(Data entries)
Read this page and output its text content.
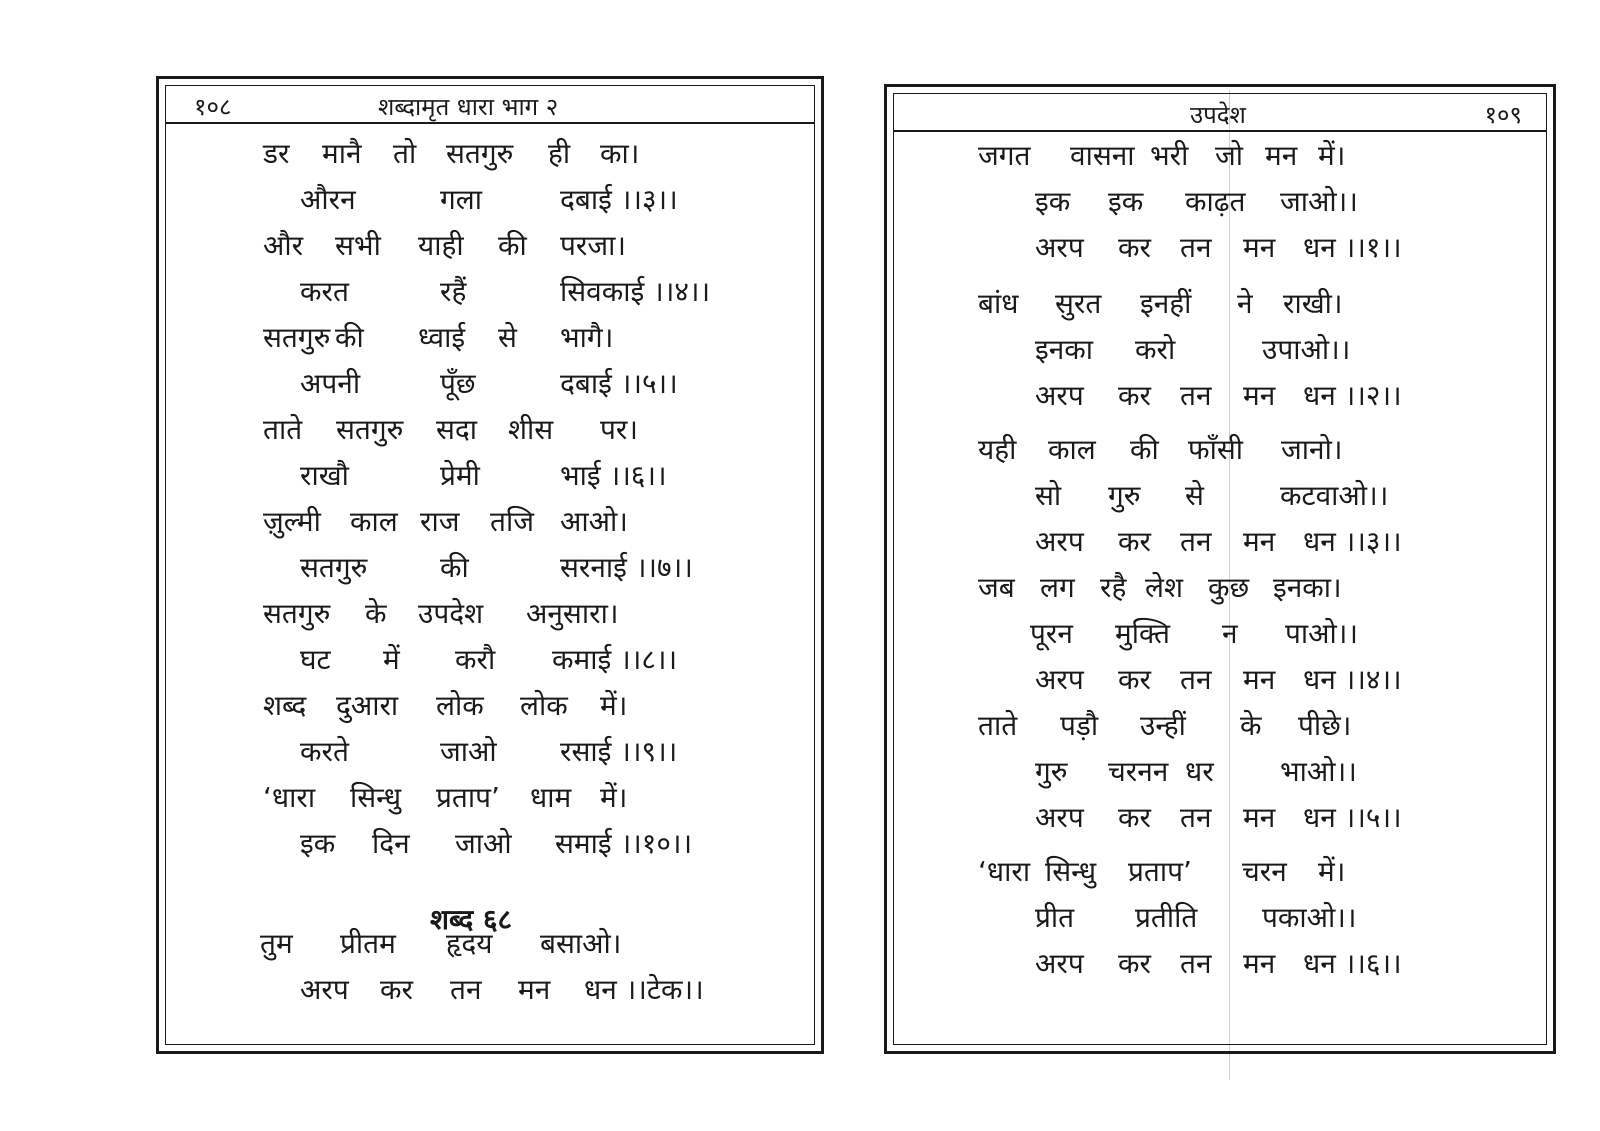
१०८	शब्दामृत धारा भाग २	उपदेश	१०९
डर मानै तो सतगुरु ही का।
औरन	गला	दबाई ।।३।।
और सभी याही की परजा।
करत	रहैं	सिवकाई ।।४।।
सतगुरु की ध्वाई से भागै।
अपनी	पूँछ	दबाई ।।५।।
ताते सतगुरु सदा शीस पर।
राखौ	प्रेमी	भाई ।।६।।
ज़ुल्मी काल राज तजि आओ।
सतगुरु	की	सरनाई ।।७।।
सतगुरु के उपदेश अनुसारा।
घट में करौ कमाई ।।८।।
शब्द दुआरा लोक लोक में।
करते	जाओ रसाई ।।९।।
‘धारा सिन्धु प्रताप’ धाम में।
इक दिन जाओ समाई ।।१०।।
शब्द ६८
तुम प्रीतम हृदय बसाओ।
अरप कर तन मन धन ।।टेक।।
जगत वासना भरी जो मन में।
इक इक काढ़त जाओ।।
अरप कर तन मन धन ।।१।।
बांध सुरत इनहीं ने राखी।
इनका करो	उपाओ।।
अरप कर तन मन धन ।।२।।
यही काल की फाँसी जानो।
सो गुरु से	कटवाओ।।
अरप कर तन मन धन ।।३।।
जब लग रहै लेश कुछ इनका।
पूरन मुक्ति न पाओ।।
अरप कर तन मन धन ।।४।।
ताते पड़ौ उन्हीं के पीछे।
गुरु चरनन धर भाओ।।
अरप कर तन मन धन ।।५।।
‘धारा सिन्धु प्रताप’ चरन में।
प्रीत प्रतीति पकाओ।।
अरप कर तन मन धन ।।६।।
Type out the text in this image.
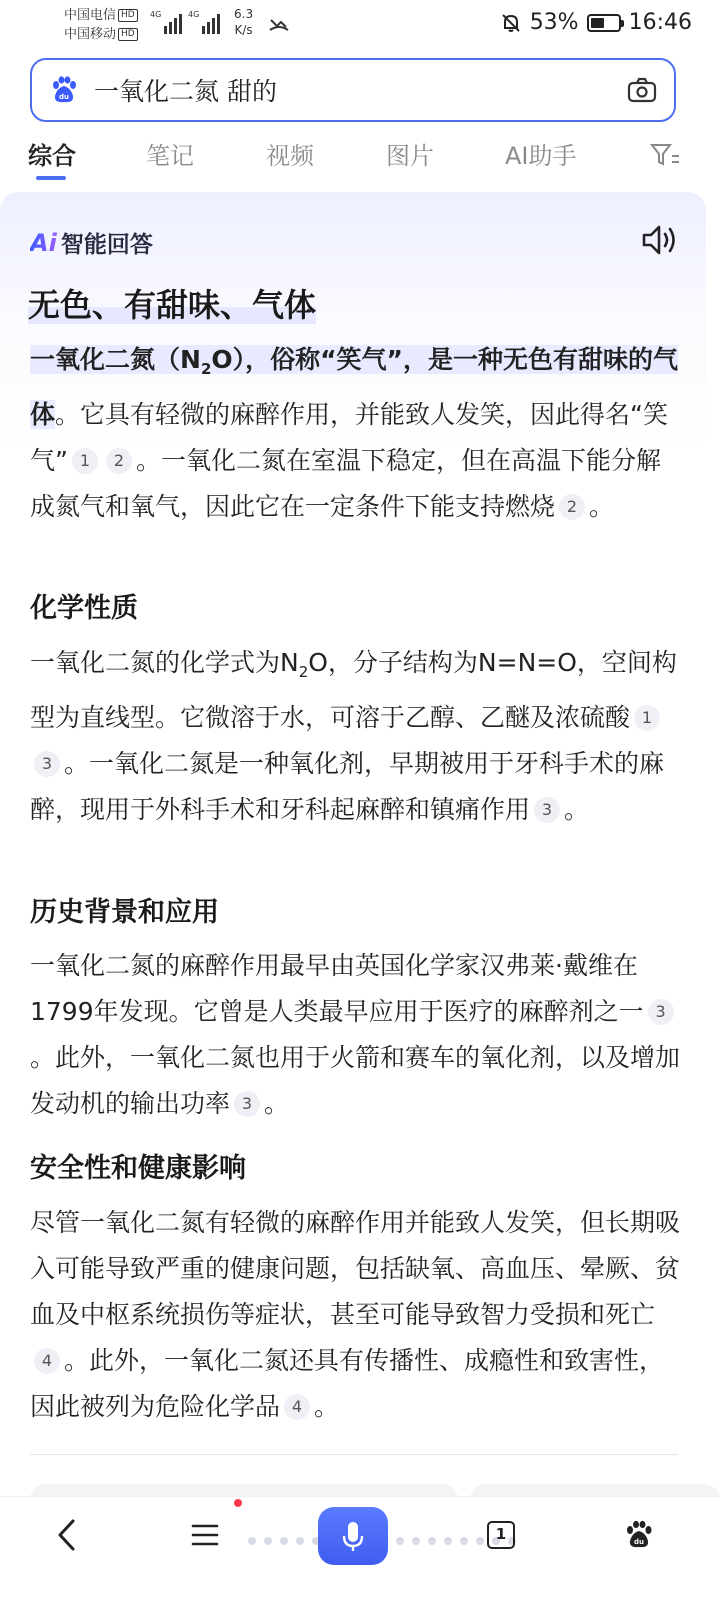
中国电信 HD
中国移动 HD
4G	4G	6.3
K/s	53% 16:46
du 一氧化二氮 甜的
综合	笔记	视频	图片	AI助手
Ai 智能回答
无色、有甜味、气体
一氧化二氮$(N_2O)$，俗称“笑气”，是一种无色有甜味的气体。它具有轻微的麻醉作用，并能致人发笑，因此得名“笑气” 1 2 。一氧化二氮在室温下稳定，但在高温下能分解成氮气和氧气，因此它在一定条件下能支持燃烧 2 。
化学性质
一氧化二氮的化学式为$N_2O$，分子结构为N=N=O，空间构型为直线型。它微溶于水，可溶于乙醇、乙醚及浓硫酸 13 。一氧化二氮是一种氧化剂，早期被用于牙科手术的麻醉，现用于外科手术和牙科起麻醉和镇痛作用 3 。
历史背景和应用
一氧化二氮的麻醉作用最早由英国化学家汉弗莱·戴维在1799年发现。它曾是人类最早应用于医疗的麻醉剂之一 3。此外，一氧化二氮也用于火箭和赛车的氧化剂，以及增加发动机的输出功率 3 。
安全性和健康影响
尽管一氧化二氮有轻微的麻醉作用并能致人发笑，但长期吸入可能导致严重的健康问题，包括缺氧、高血压、晕厥、贫血及中枢系统损伤等症状，甚至可能导致智力受损和死亡4 。此外，一氧化二氮还具有传播性、成瘾性和致害性，因此被列为危险化学品 4 。
1	du
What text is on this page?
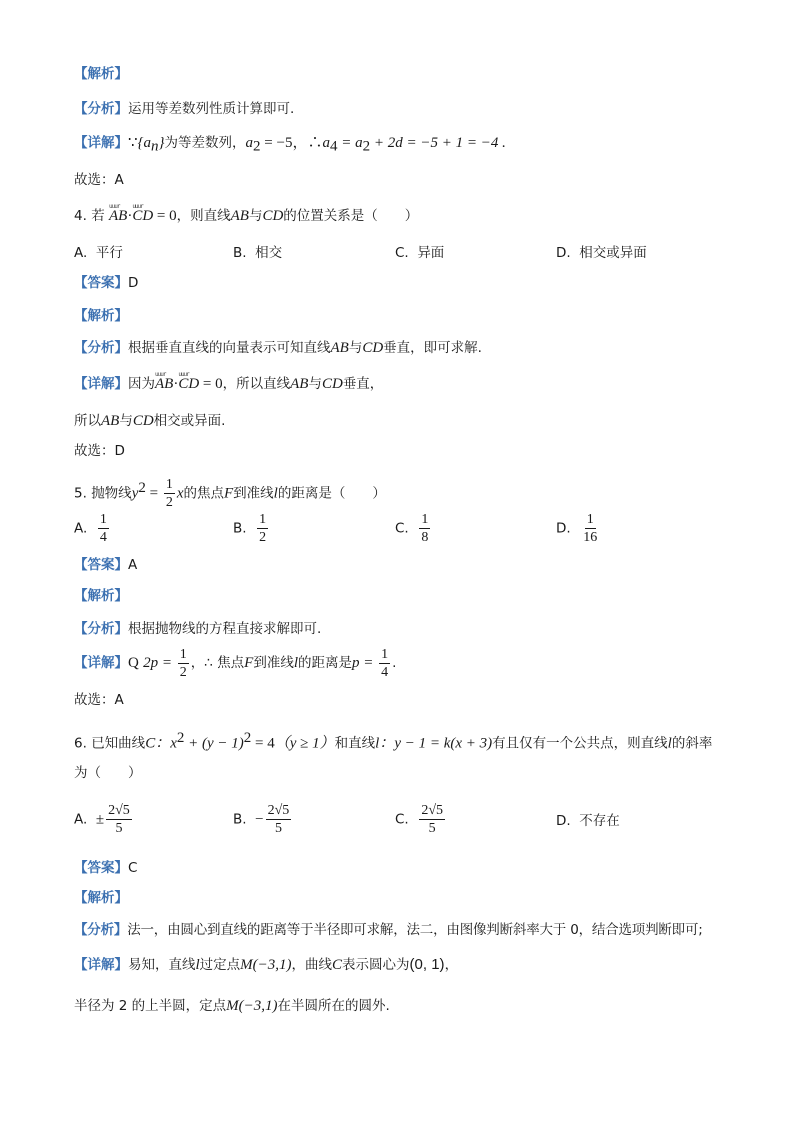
【解析】
【分析】运用等差数列性质计算即可.
【详解】$\because\{a_n\}$为等差数列，$a_2 = -5$，$\therefore a_4 = a_2 + 2d = -5 + 1 = -4$ .
故选：A
4. 若 uuur AB·uuur CD = 0，则直线AB与CD的位置关系是（　　）
A. 平行	B. 相交	C. 异面	D. 相交或异面
【答案】D
【解析】
【分析】根据垂直直线的向量表示可知直线AB与CD垂直，即可求解.
【详解】因为uuur AB·uuur CD = 0，所以直线AB与CD垂直，
所以AB与CD相交或异面.
故选：D
5. 抛物线$y^2 = \frac{1}{2}$ x的焦点F到准线l的距离是（　　）
A. $\frac{1}{4}$	B. $\frac{1}{2}$	C. $\frac{1}{8}$	D. $\frac{1}{16}$
【答案】A
【解析】
【分析】根据抛物线的方程直接求解即可.
【详解】Q $2p = \frac{1}{2}$ ，∴ 焦点F到准线l的距离是$p = \frac{1}{4}$ .
故选：A
6. 已知曲线C：$x^2 + (y - 1)^2 = 4(y \ge 1)$和直线l：y − 1 = k(x + 3)有且仅有一个公共点，则直线l的斜率
为（　　）
A. ± $\frac{2√5}{5}$	B. − $\frac{2√5}{5}$	C. $\frac{2√5}{5}$	D. 不存在
【答案】C
【解析】
【分析】法一，由圆心到直线的距离等于半径即可求解，法二，由图像判断斜率大于 0，结合选项判断即可;
【详解】易知，直线l过定点M(−3,1)，曲线C表示圆心为(0, 1)，
半径为 2 的上半圆，定点M(−3,1)在半圆所在的圆外.
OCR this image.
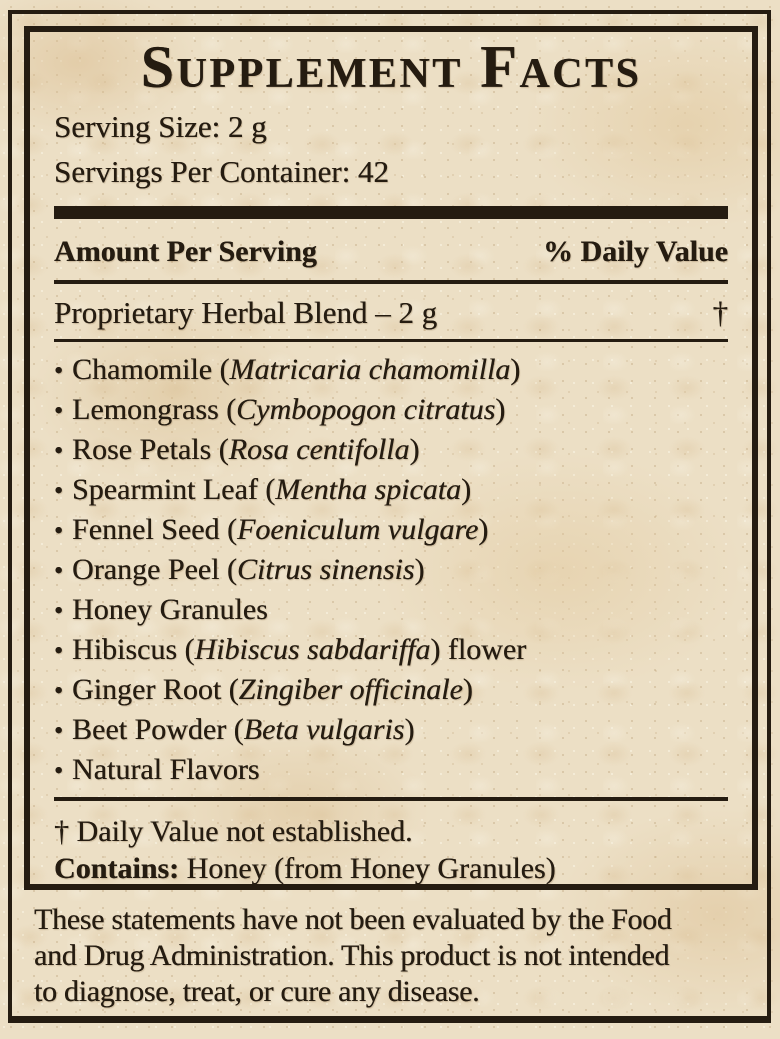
Supplement Facts
Serving Size: 2 g
Servings Per Container: 42
Amount Per Serving	% Daily Value
Proprietary Herbal Blend – 2 g	†
• Chamomile (Matricaria chamomilla)
• Lemongrass (Cymbopogon citratus)
• Rose Petals (Rosa centifolla)
• Spearmint Leaf (Mentha spicata)
• Fennel Seed (Foeniculum vulgare)
• Orange Peel (Citrus sinensis)
• Honey Granules
• Hibiscus (Hibiscus sabdariffa) flower
• Ginger Root (Zingiber officinale)
• Beet Powder (Beta vulgaris)
• Natural Flavors
† Daily Value not established.
Contains: Honey (from Honey Granules)
These statements have not been evaluated by the Food
and Drug Administration. This product is not intended
to diagnose, treat, or cure any disease.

Requirements:
Write out exactly the lines from the line holding "OCR this image." through the last line of the records above, inclusive, and nothing more. Leave out the pictures.

Solved exercise:
OCR this image.
Supplement Facts
Serving Size: 2 g
Servings Per Container: 42
Amount Per Serving	% Daily Value
Proprietary Herbal Blend – 2 g	†
• Chamomile (Matricaria chamomilla)
• Lemongrass (Cymbopogon citratus)
• Rose Petals (Rosa centifolla)
• Spearmint Leaf (Mentha spicata)
• Fennel Seed (Foeniculum vulgare)
• Orange Peel (Citrus sinensis)
• Honey Granules
• Hibiscus (Hibiscus sabdariffa) flower
• Ginger Root (Zingiber officinale)
• Beet Powder (Beta vulgaris)
• Natural Flavors
† Daily Value not established.
Contains: Honey (from Honey Granules)
These statements have not been evaluated by the Food
and Drug Administration. This product is not intended
to diagnose, treat, or cure any disease.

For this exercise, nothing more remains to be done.